What you need to do:
(A) In the NFSv4 working group charter, rewrite the passage starting with "o Management" and going on through "and ONC RPC.", changing "administration" to "configuration".
(B) According to the NFSv4 working group charter, which RFC holds the original NFS Version 4 work?
(C) Extend the NFSv4 working group charter, picking up right after its final sentence.

Extract provided:
2.8.12 Network File System Version 4 (nfsv4)

NOTE: This charter is a snapshot of the 61st IETF Meeting in Washington, DC USA. It may now be out-of-date.

Last Modified: 2004-09-20

Chair(s):

Brian Pawlowski <beepy@netapp.com>
Spencer Shepler <spencer.shepler@sun.com>

Transport Area Director(s):

Allison Mankin <mankin@psg.com>
Jon Peterson <jon.peterson@neustar.biz>

Transport Area Advisor:

Jon Peterson <jon.peterson@neustar.biz>

Mailing Lists:

General Discussion: nfsv4@ietf.org
To Subscribe: https://www1.ietf.org/mailman/listinfo/nfsv4
Archive: http://www.ietf.org/mail-archive/web/nfsv4/index.html

Description of Working Group:

The objective of this working group is to advance the state of NFS
technology by producing specifications to extend the original NFS
Version 4 work (RFC 3010) to provide additional capabilities, as
described below.

o NFS version 4

  Advance the protocol along the standards track, coordinating the
  development of test suites to provide a high level of implementation
  quality. The ONC RPC standards that NFSv4 references must also be
  advanced. This includes work to make NFSv4 and the underlying ONC RPC
  protocol compatible with IPv6.  Specifically, we will advance RFC
  3010, RFC 1831, RFC 1833 and RFC 2203 to Draft Standard. The working
  group will help advance related security RFCs, specifically through
  the definition of a method to advance APIs.

o Replication and Migration

  The original working group defined a mechanism for NFS clients and
  servers to support replication and migration of data transparently
  to an application.  Left undefined in the initial work was the
  server back end migration and replication mechanism.  The working
  group will produce a draft submission of a replication/migration
  protocol that supports NFS Version 4 clients - needed to create and
  maintain replicated filesystems as well as migrating filesystems
  from one location to another -  and servers for consideration as
  Proposed Standard.

o Management

  The working group will produce a draft submission for consideration
  as Proposed Standard of a management MIBs to provide better
  management and administration capabilities for NFS and ONC RPC.

o Minor Versions

  NFS Version 4 contains within it the capability for minor versioning.
  Some discussions within the working group suggest addressing
  additional requirements over the original charter.  The WG will work
  to identify additional requirements for NFSv4 and determine if they
  are appropriate and worthwhile for a minor version.  This work may
  lead to proposals for additional work items.  If it does a specific
  proposal to add these work items to the charter will be forwarded to
  the IESG and IAB.

o RDMA/RDDP enabling

  The performance benefit of RDMA/RDDP transports in NFS-related
  applications, by reducing the overhead of data and metadata
  exchange, has been demonstrated sufficiently such that the
  working group will pursue in parallel enabling NFS and RPC over
  the transport defined by the RDDP working group. The WG will
  restrict its initial activities to defining the problem
  statement and specifying the requirements for possible
  extensions to RPC and NFS (in the context of a minor
  revision).

Record excerpts:
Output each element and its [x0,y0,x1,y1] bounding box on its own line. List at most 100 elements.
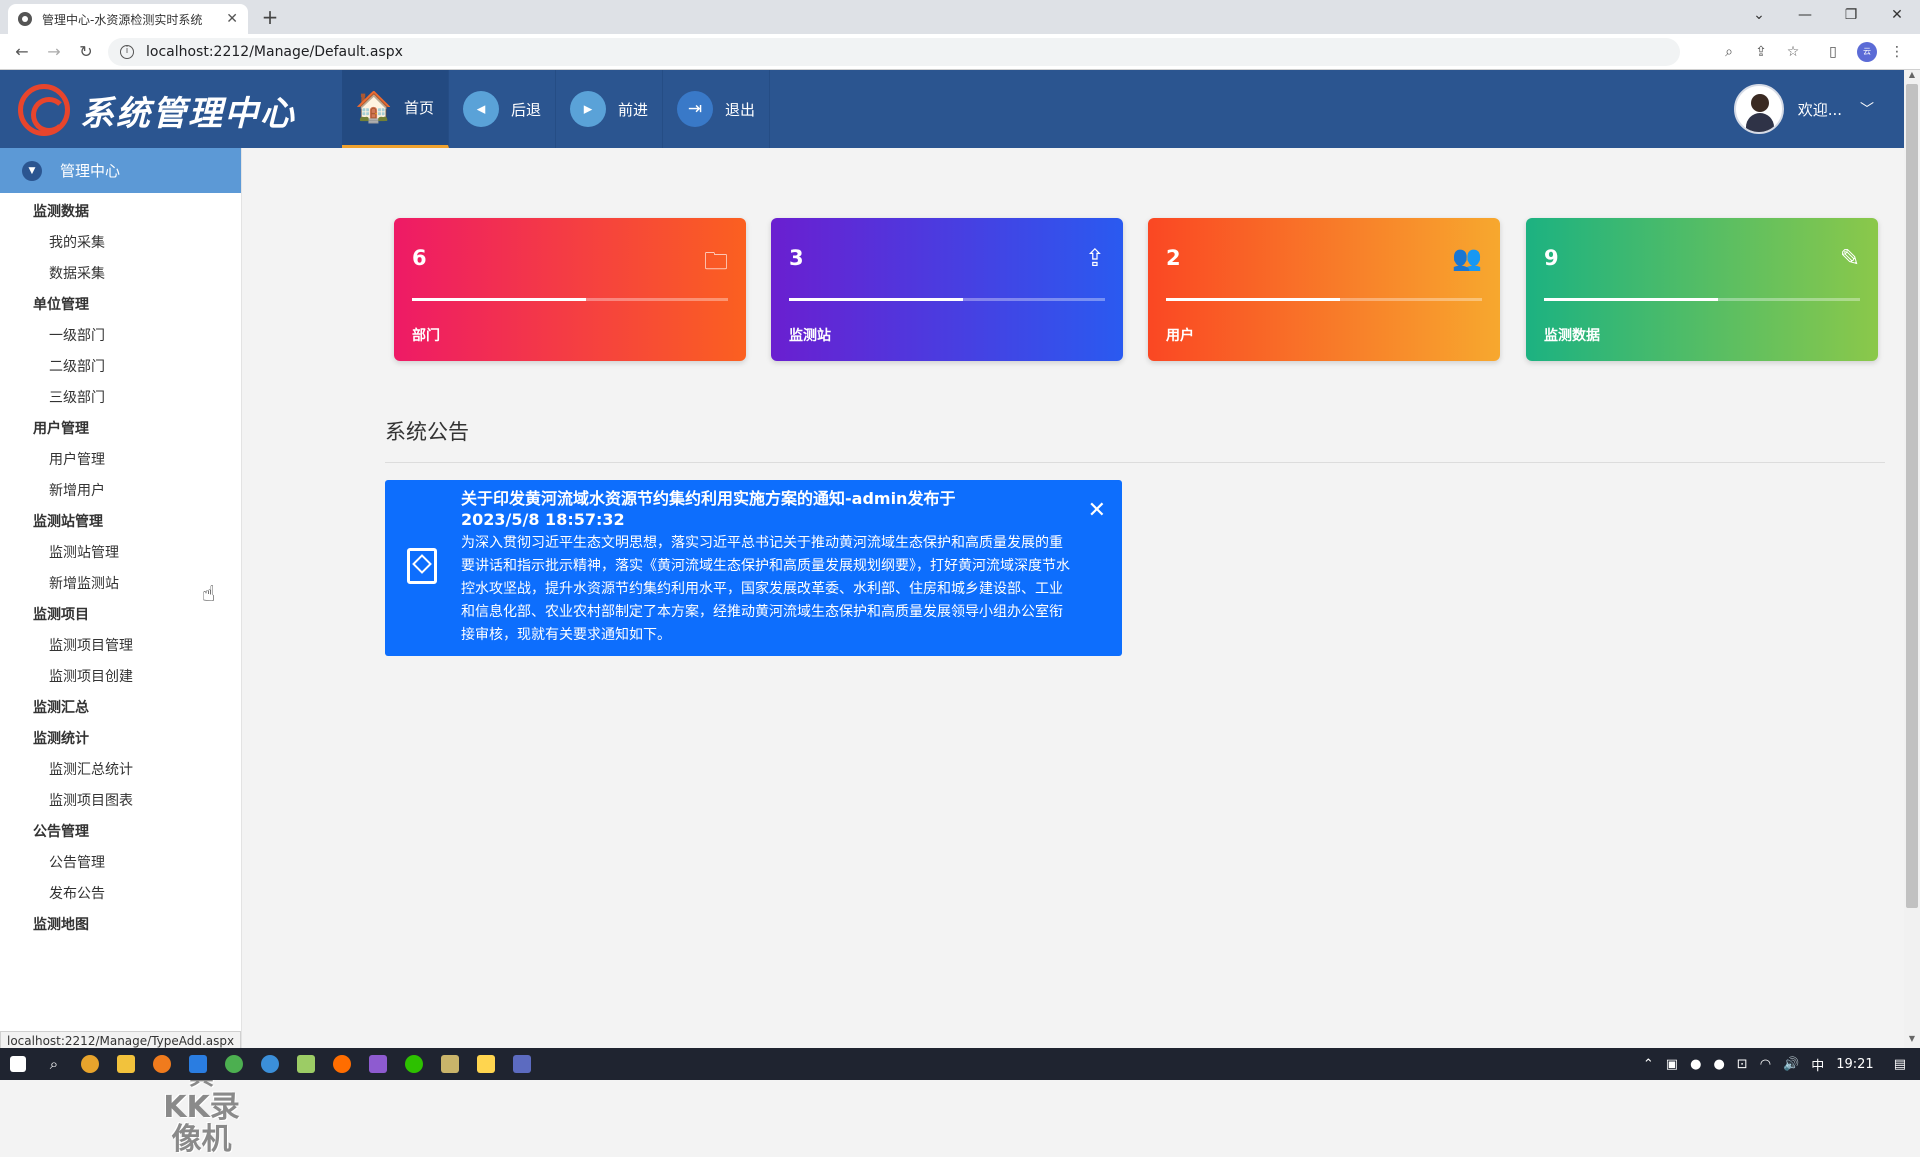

---

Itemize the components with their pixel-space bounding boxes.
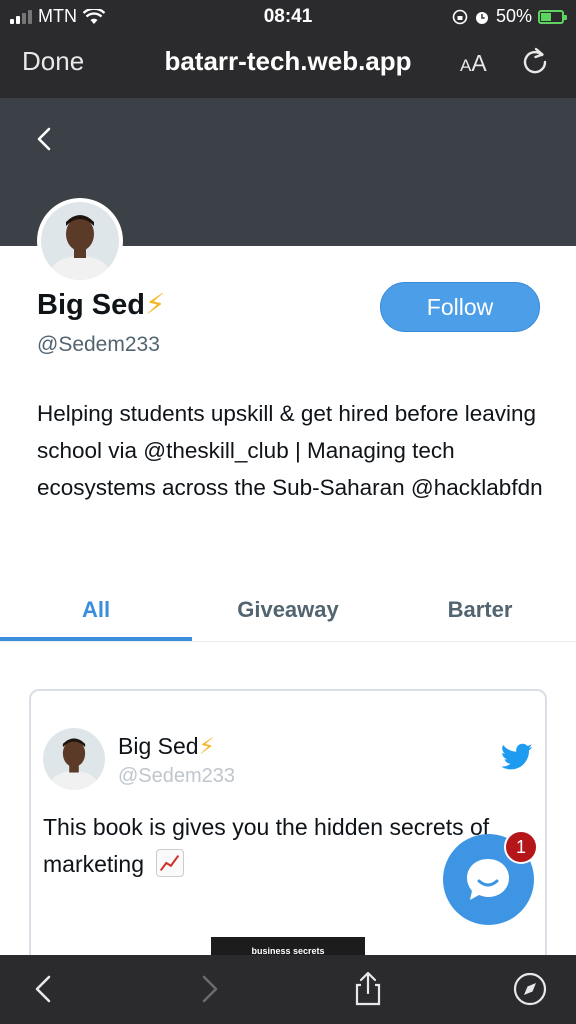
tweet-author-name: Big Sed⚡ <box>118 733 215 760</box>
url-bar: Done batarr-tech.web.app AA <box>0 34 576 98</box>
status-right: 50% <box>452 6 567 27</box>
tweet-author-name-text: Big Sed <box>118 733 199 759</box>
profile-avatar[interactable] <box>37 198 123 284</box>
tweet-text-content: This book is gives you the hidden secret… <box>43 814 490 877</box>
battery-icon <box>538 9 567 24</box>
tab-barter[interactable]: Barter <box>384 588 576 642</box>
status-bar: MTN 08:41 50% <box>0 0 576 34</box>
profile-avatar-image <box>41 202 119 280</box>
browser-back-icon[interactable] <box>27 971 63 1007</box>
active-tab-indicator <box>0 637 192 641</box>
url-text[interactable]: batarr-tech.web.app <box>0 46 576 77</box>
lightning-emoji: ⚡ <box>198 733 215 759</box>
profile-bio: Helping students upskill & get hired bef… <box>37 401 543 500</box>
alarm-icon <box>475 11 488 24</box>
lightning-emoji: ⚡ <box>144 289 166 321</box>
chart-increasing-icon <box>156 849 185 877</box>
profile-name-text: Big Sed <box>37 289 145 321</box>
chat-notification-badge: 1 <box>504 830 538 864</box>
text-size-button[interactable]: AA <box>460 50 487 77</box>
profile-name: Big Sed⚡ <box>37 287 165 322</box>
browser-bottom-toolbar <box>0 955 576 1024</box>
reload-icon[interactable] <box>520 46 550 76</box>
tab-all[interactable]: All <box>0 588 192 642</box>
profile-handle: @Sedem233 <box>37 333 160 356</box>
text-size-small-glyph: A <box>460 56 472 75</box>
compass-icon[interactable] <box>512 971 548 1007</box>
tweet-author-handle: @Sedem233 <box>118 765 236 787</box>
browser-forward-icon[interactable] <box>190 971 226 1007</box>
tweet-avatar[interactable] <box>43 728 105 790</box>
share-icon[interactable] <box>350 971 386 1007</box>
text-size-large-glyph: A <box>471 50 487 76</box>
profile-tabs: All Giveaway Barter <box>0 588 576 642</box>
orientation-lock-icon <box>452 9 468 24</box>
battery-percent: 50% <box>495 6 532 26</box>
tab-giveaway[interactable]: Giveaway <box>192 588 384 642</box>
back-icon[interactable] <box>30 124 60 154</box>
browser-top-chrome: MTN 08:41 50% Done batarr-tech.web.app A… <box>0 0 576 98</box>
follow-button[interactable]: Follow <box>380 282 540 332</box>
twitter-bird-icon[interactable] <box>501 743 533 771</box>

...

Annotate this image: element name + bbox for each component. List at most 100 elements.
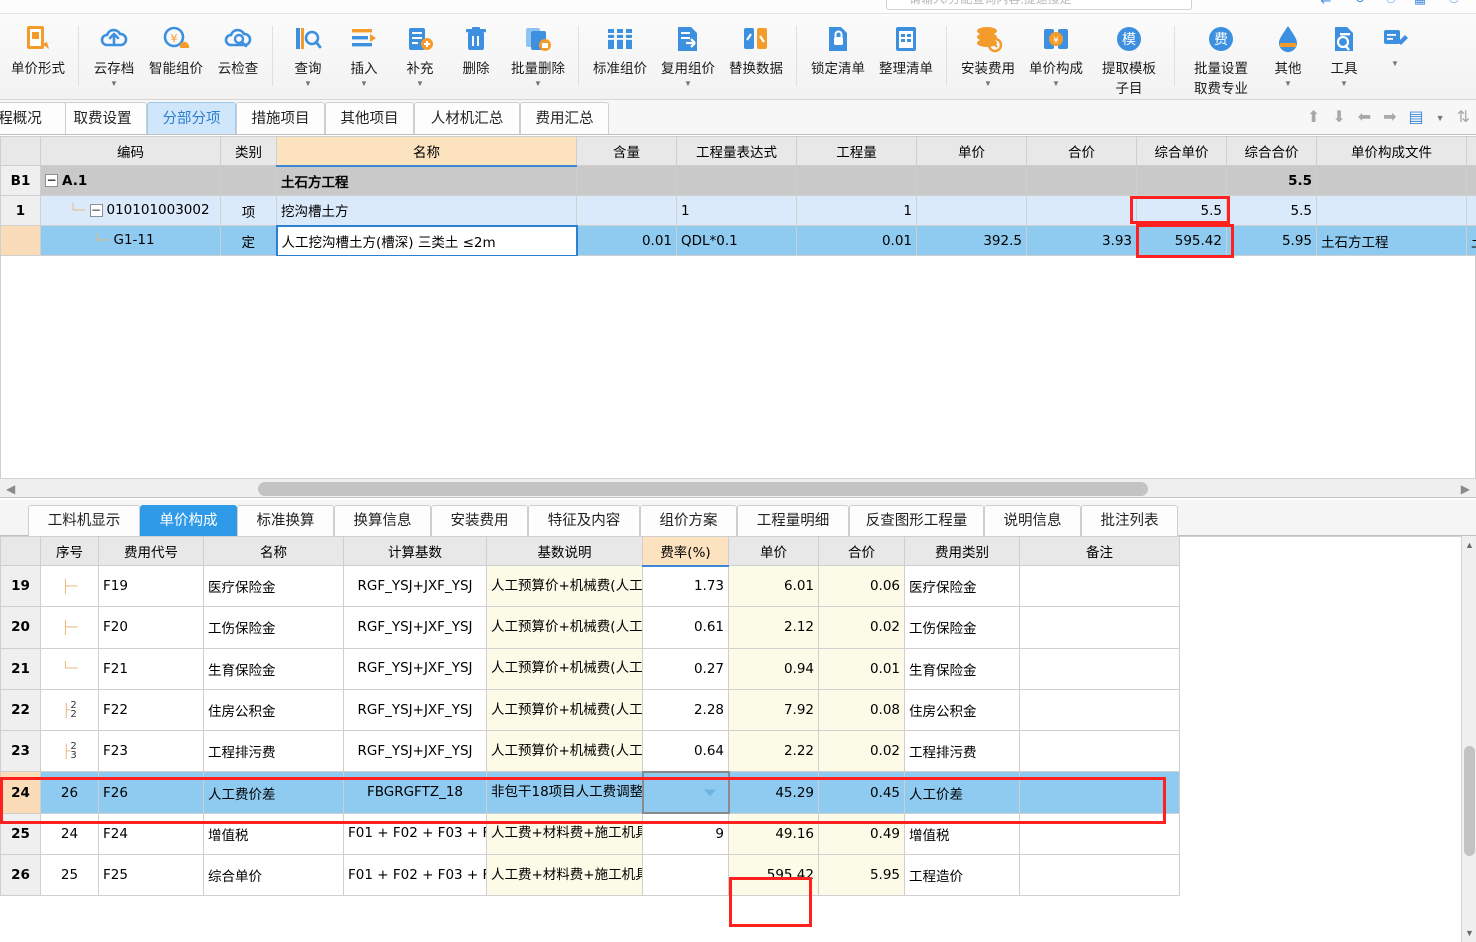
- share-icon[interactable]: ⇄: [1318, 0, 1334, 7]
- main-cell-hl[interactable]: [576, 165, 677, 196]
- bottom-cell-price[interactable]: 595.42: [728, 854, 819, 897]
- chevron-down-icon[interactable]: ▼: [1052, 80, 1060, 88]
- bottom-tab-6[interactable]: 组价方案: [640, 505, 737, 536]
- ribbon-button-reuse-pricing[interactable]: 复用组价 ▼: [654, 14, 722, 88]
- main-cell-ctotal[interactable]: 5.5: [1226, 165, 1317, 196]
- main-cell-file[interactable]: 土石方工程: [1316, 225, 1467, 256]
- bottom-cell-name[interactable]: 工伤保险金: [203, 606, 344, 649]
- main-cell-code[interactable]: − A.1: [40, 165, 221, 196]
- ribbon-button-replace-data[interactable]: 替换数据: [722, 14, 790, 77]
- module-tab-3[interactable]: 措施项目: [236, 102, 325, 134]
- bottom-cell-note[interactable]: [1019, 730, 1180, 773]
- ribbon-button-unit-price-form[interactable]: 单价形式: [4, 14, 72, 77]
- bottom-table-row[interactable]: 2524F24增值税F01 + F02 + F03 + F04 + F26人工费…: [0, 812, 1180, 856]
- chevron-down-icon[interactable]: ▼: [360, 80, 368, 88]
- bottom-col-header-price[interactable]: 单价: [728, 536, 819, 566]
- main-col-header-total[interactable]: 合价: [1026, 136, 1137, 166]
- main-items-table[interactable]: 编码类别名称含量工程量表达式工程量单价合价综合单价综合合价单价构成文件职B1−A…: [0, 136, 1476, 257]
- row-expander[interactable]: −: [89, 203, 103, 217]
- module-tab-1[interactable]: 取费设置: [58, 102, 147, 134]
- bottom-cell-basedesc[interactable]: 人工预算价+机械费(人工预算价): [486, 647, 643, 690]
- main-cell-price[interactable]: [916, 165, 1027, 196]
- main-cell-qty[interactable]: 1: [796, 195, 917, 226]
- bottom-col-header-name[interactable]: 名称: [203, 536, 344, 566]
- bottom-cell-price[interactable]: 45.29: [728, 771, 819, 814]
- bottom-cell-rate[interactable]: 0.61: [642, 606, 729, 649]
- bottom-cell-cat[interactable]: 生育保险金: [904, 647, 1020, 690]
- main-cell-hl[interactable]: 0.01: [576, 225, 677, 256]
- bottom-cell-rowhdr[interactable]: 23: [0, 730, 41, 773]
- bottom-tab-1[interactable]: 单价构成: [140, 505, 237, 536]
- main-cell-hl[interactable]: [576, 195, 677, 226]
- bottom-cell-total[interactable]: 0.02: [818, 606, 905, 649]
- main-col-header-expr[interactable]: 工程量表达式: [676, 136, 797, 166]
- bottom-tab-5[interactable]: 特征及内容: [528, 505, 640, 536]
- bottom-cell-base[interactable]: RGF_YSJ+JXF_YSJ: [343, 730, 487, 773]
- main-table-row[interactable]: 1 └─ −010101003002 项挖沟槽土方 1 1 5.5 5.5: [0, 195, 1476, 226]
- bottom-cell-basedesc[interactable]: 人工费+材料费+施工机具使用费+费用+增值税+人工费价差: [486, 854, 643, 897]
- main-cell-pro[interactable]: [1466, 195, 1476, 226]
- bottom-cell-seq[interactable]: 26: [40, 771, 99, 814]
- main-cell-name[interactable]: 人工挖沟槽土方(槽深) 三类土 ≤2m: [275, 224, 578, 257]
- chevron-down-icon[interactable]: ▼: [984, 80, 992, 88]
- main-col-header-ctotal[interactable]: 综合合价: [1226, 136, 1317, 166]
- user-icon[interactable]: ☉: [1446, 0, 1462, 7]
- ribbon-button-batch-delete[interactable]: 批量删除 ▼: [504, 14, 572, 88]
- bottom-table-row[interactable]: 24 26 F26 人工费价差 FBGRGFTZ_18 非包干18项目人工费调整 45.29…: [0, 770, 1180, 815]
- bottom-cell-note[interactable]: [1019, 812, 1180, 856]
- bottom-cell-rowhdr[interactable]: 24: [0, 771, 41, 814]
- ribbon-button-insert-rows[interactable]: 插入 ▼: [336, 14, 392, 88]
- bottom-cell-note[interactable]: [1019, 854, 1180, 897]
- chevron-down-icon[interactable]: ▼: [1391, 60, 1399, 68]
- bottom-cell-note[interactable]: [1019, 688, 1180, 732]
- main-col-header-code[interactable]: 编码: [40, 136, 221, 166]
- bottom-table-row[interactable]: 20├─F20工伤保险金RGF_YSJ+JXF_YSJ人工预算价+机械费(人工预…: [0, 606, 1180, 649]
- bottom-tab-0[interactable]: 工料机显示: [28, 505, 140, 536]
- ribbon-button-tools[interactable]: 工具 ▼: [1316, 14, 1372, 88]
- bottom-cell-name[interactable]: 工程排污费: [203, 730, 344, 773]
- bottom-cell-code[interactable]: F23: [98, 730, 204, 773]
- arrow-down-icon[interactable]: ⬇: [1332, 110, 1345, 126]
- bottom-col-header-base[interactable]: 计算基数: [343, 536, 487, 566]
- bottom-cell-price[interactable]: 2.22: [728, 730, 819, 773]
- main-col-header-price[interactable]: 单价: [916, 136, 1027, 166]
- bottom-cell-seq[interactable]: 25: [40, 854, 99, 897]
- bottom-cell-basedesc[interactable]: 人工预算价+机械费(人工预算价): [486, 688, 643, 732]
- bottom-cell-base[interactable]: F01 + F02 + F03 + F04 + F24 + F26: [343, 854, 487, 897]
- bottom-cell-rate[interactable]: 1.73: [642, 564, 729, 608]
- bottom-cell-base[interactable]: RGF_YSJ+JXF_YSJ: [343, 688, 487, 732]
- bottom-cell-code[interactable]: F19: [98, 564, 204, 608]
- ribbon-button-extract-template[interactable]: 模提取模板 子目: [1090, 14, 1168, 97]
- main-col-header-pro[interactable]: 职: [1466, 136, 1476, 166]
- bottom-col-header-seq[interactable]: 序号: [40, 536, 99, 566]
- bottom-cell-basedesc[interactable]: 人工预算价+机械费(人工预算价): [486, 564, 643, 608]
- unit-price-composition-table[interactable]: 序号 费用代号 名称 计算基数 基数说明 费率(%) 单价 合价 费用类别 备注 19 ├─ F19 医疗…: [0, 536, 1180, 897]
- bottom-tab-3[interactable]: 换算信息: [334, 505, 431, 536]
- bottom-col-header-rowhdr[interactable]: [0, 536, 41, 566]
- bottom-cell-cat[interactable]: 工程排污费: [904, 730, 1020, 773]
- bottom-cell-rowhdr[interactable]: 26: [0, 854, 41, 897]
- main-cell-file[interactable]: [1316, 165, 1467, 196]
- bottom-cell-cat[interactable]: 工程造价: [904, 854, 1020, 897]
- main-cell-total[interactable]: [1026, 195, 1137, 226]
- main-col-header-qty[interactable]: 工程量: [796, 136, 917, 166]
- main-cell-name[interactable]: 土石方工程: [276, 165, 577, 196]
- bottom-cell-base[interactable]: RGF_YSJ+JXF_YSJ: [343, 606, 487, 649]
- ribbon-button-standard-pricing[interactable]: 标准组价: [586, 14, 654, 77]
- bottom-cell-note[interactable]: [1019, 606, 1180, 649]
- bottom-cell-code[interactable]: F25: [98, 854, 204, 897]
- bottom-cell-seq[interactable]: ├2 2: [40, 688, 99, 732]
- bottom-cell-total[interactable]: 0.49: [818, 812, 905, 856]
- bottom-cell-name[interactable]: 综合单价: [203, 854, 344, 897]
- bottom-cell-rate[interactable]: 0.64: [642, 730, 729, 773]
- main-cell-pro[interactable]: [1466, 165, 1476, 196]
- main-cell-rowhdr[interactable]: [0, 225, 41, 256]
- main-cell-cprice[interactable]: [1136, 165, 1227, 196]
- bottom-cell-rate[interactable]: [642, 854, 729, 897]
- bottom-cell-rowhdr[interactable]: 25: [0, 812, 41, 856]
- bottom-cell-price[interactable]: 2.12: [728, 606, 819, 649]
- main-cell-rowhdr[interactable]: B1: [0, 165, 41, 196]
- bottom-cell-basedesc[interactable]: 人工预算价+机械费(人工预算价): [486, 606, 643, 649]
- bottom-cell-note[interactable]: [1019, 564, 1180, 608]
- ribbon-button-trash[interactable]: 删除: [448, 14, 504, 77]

Per-task outputs:
(A)
o Management

  The working group will produce a draft submission for consideration
  as Proposed Standard of a management MIBs to provide better
  management and configuration capabilities for NFS and ONC RPC.

(B) RFC 3010

(C)
Goals and Milestones:

Done  Issue strawman Internet-Draft for v4
Done  Submit Initial Internet-Draft of requirements document
Done  Submit Final Internet-Draft of requirements document
Done  AD reassesses WG charter
Done  Submit v4 Internet-Draft sufficient to begin prototype implementations
Done  Begin Interoperability testing of prototype implementations
Done  Submit NFS version 4 to IESG for consideration as a Proposed Standard.
Done  Conduct final Interoperability tests
Done  Conduct full Interoperability tests for all NFSv4 features
Done  Update API advancement draft
Done  Form core design team to work on NFS V4 migration/replication requirements and protocol
Done  Submit revised NFS Version 4 specification (revision to RFC 3010) to IESG for consideration as a Proposed Standard
Done  Strawman NFS V4 replication/migration protocol proposal submitted as an ID
Mar 03  ADs to submit API advancement internet draft as informational RFC (needed to advance GSSAPI to Draft Standard to allow advancement of NFS Version 4)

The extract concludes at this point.